[EXERCISE DIRECTIONS]: Below is a listing; copy all of it exactly.

┌──

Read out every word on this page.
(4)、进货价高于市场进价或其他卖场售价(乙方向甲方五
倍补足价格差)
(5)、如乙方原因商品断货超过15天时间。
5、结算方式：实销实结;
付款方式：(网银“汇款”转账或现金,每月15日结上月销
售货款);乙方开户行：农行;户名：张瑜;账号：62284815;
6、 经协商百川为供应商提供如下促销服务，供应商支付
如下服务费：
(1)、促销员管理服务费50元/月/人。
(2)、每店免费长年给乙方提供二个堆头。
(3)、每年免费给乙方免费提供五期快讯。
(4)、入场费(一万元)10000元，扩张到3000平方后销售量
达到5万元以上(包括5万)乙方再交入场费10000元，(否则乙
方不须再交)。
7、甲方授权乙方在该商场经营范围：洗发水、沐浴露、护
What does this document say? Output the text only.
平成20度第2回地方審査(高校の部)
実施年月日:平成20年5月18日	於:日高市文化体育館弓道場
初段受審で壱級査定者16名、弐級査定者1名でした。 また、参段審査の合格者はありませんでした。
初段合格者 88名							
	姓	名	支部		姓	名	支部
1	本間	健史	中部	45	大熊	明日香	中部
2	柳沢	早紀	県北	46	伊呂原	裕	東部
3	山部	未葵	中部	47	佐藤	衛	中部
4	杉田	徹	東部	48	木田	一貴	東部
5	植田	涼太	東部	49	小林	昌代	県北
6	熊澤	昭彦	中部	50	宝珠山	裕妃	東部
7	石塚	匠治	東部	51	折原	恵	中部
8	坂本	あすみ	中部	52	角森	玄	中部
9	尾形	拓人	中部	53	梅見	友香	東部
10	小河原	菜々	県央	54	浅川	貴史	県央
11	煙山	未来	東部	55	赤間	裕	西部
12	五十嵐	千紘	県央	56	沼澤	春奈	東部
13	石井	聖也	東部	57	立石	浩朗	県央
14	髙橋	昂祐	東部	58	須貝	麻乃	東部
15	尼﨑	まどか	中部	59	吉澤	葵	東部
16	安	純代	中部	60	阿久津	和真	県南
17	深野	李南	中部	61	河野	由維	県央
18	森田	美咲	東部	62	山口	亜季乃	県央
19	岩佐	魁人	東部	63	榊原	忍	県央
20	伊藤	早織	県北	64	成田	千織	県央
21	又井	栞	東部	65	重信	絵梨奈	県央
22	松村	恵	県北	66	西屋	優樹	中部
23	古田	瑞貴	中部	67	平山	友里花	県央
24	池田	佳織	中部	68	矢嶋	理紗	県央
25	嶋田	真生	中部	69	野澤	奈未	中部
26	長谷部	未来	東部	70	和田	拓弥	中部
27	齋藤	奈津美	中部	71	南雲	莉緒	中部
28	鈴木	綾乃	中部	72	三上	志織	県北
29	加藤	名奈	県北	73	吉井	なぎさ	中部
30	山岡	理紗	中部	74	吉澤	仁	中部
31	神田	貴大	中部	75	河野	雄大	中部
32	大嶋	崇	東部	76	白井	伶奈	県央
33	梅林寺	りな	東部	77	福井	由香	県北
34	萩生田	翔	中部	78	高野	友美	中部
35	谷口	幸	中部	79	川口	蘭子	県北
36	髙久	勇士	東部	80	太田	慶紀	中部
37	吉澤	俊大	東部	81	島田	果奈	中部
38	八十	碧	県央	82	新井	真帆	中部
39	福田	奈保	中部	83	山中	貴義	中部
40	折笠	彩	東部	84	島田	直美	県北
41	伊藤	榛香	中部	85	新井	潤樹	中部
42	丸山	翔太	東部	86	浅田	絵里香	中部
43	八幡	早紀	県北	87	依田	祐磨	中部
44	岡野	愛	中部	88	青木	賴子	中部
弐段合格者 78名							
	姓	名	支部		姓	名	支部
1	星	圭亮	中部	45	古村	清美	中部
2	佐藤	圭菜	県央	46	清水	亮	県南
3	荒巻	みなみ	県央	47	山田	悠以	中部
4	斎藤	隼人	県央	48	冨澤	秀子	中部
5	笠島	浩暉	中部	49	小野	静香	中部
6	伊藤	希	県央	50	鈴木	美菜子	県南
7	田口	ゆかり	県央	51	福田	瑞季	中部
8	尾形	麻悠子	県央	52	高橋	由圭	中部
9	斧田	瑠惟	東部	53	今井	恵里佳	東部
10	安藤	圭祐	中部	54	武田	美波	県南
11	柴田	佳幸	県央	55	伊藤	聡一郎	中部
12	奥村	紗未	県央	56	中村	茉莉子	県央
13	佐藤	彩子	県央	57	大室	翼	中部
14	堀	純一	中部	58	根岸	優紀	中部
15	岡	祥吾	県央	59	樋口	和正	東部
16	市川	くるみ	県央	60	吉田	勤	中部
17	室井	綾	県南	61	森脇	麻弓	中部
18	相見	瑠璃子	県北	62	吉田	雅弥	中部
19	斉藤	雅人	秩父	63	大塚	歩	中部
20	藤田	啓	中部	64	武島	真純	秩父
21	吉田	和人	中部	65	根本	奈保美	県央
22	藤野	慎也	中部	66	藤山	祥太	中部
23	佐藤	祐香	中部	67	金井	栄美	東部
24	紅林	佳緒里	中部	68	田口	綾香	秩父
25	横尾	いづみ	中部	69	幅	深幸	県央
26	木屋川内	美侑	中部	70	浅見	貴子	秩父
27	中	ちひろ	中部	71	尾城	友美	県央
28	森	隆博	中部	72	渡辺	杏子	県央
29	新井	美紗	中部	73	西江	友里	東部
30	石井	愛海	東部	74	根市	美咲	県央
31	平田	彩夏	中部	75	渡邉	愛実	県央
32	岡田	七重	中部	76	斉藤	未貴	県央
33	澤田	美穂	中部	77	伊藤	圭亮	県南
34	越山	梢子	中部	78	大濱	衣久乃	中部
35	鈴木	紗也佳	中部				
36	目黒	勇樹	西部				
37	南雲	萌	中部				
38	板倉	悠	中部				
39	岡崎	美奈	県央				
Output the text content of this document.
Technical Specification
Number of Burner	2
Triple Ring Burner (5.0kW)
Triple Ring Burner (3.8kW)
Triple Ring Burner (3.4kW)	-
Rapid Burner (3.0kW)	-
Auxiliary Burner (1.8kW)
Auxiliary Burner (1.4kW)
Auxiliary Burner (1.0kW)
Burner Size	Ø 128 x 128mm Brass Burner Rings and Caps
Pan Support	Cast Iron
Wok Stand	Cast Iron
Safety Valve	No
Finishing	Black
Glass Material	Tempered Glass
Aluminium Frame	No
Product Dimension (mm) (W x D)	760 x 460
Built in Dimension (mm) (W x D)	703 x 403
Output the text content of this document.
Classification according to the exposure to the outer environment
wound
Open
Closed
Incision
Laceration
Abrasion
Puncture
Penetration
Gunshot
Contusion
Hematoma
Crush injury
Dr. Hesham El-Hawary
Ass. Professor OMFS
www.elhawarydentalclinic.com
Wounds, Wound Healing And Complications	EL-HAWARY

└──

[OUTPUT]:
Read out every word on this page.
(4)、进货价高于市场进价或其他卖场售价(乙方向甲方五
倍补足价格差)
(5)、如乙方原因商品断货超过15天时间。
5、结算方式：实销实结;
付款方式：(网银“汇款”转账或现金,每月15日结上月销
售货款);乙方开户行：农行;户名：张瑜;账号：62284815;
6、 经协商百川为供应商提供如下促销服务，供应商支付
如下服务费：
(1)、促销员管理服务费50元/月/人。
(2)、每店免费长年给乙方提供二个堆头。
(3)、每年免费给乙方免费提供五期快讯。
(4)、入场费(一万元)10000元，扩张到3000平方后销售量
达到5万元以上(包括5万)乙方再交入场费10000元，(否则乙
方不须再交)。
7、甲方授权乙方在该商场经营范围：洗发水、沐浴露、护
What does this document say? Output the text only.
平成20度第2回地方審査(高校の部)
実施年月日:平成20年5月18日	於:日高市文化体育館弓道場
初段受審で壱級査定者16名、弐級査定者1名でした。 また、参段審査の合格者はありませんでした。
初段合格者 88名							
	姓	名	支部		姓	名	支部
1	本間	健史	中部	45	大熊	明日香	中部
2	柳沢	早紀	県北	46	伊呂原	裕	東部
3	山部	未葵	中部	47	佐藤	衛	中部
4	杉田	徹	東部	48	木田	一貴	東部
5	植田	涼太	東部	49	小林	昌代	県北
6	熊澤	昭彦	中部	50	宝珠山	裕妃	東部
7	石塚	匠治	東部	51	折原	恵	中部
8	坂本	あすみ	中部	52	角森	玄	中部
9	尾形	拓人	中部	53	梅見	友香	東部
10	小河原	菜々	県央	54	浅川	貴史	県央
11	煙山	未来	東部	55	赤間	裕	西部
12	五十嵐	千紘	県央	56	沼澤	春奈	東部
13	石井	聖也	東部	57	立石	浩朗	県央
14	髙橋	昂祐	東部	58	須貝	麻乃	東部
15	尼﨑	まどか	中部	59	吉澤	葵	東部
16	安	純代	中部	60	阿久津	和真	県南
17	深野	李南	中部	61	河野	由維	県央
18	森田	美咲	東部	62	山口	亜季乃	県央
19	岩佐	魁人	東部	63	榊原	忍	県央
20	伊藤	早織	県北	64	成田	千織	県央
21	又井	栞	東部	65	重信	絵梨奈	県央
22	松村	恵	県北	66	西屋	優樹	中部
23	古田	瑞貴	中部	67	平山	友里花	県央
24	池田	佳織	中部	68	矢嶋	理紗	県央
25	嶋田	真生	中部	69	野澤	奈未	中部
26	長谷部	未来	東部	70	和田	拓弥	中部
27	齋藤	奈津美	中部	71	南雲	莉緒	中部
28	鈴木	綾乃	中部	72	三上	志織	県北
29	加藤	名奈	県北	73	吉井	なぎさ	中部
30	山岡	理紗	中部	74	吉澤	仁	中部
31	神田	貴大	中部	75	河野	雄大	中部
32	大嶋	崇	東部	76	白井	伶奈	県央
33	梅林寺	りな	東部	77	福井	由香	県北
34	萩生田	翔	中部	78	高野	友美	中部
35	谷口	幸	中部	79	川口	蘭子	県北
36	髙久	勇士	東部	80	太田	慶紀	中部
37	吉澤	俊大	東部	81	島田	果奈	中部
38	八十	碧	県央	82	新井	真帆	中部
39	福田	奈保	中部	83	山中	貴義	中部
40	折笠	彩	東部	84	島田	直美	県北
41	伊藤	榛香	中部	85	新井	潤樹	中部
42	丸山	翔太	東部	86	浅田	絵里香	中部
43	八幡	早紀	県北	87	依田	祐磨	中部
44	岡野	愛	中部	88	青木	賴子	中部
弐段合格者 78名							
	姓	名	支部		姓	名	支部
1	星	圭亮	中部	45	古村	清美	中部
2	佐藤	圭菜	県央	46	清水	亮	県南
3	荒巻	みなみ	県央	47	山田	悠以	中部
4	斎藤	隼人	県央	48	冨澤	秀子	中部
5	笠島	浩暉	中部	49	小野	静香	中部
6	伊藤	希	県央	50	鈴木	美菜子	県南
7	田口	ゆかり	県央	51	福田	瑞季	中部
8	尾形	麻悠子	県央	52	高橋	由圭	中部
9	斧田	瑠惟	東部	53	今井	恵里佳	東部
10	安藤	圭祐	中部	54	武田	美波	県南
11	柴田	佳幸	県央	55	伊藤	聡一郎	中部
12	奥村	紗未	県央	56	中村	茉莉子	県央
13	佐藤	彩子	県央	57	大室	翼	中部
14	堀	純一	中部	58	根岸	優紀	中部
15	岡	祥吾	県央	59	樋口	和正	東部
16	市川	くるみ	県央	60	吉田	勤	中部
17	室井	綾	県南	61	森脇	麻弓	中部
18	相見	瑠璃子	県北	62	吉田	雅弥	中部
19	斉藤	雅人	秩父	63	大塚	歩	中部
20	藤田	啓	中部	64	武島	真純	秩父
21	吉田	和人	中部	65	根本	奈保美	県央
22	藤野	慎也	中部	66	藤山	祥太	中部
23	佐藤	祐香	中部	67	金井	栄美	東部
24	紅林	佳緒里	中部	68	田口	綾香	秩父
25	横尾	いづみ	中部	69	幅	深幸	県央
26	木屋川内	美侑	中部	70	浅見	貴子	秩父
27	中	ちひろ	中部	71	尾城	友美	県央
28	森	隆博	中部	72	渡辺	杏子	県央
29	新井	美紗	中部	73	西江	友里	東部
30	石井	愛海	東部	74	根市	美咲	県央
31	平田	彩夏	中部	75	渡邉	愛実	県央
32	岡田	七重	中部	76	斉藤	未貴	県央
33	澤田	美穂	中部	77	伊藤	圭亮	県南
34	越山	梢子	中部	78	大濱	衣久乃	中部
35	鈴木	紗也佳	中部				
36	目黒	勇樹	西部				
37	南雲	萌	中部				
38	板倉	悠	中部				
39	岡崎	美奈	県央				
Output the text content of this document.
Technical Specification
Number of Burner	2
Triple Ring Burner (5.0kW)
Triple Ring Burner (3.8kW)
Triple Ring Burner (3.4kW)	-
Rapid Burner (3.0kW)	-
Auxiliary Burner (1.8kW)
Auxiliary Burner (1.4kW)
Auxiliary Burner (1.0kW)
Burner Size	Ø 128 x 128mm Brass Burner Rings and Caps
Pan Support	Cast Iron
Wok Stand	Cast Iron
Safety Valve	No
Finishing	Black
Glass Material	Tempered Glass
Aluminium Frame	No
Product Dimension (mm) (W x D)	760 x 460
Built in Dimension (mm) (W x D)	703 x 403
Output the text content of this document.
Classification according to the exposure to the outer environment
wound
Open
Closed
Incision
Laceration
Abrasion
Puncture
Penetration
Gunshot
Contusion
Hematoma
Crush injury
Dr. Hesham El-Hawary
Ass. Professor OMFS
www.elhawarydentalclinic.com
Wounds, Wound Healing And Complications	EL-HAWARY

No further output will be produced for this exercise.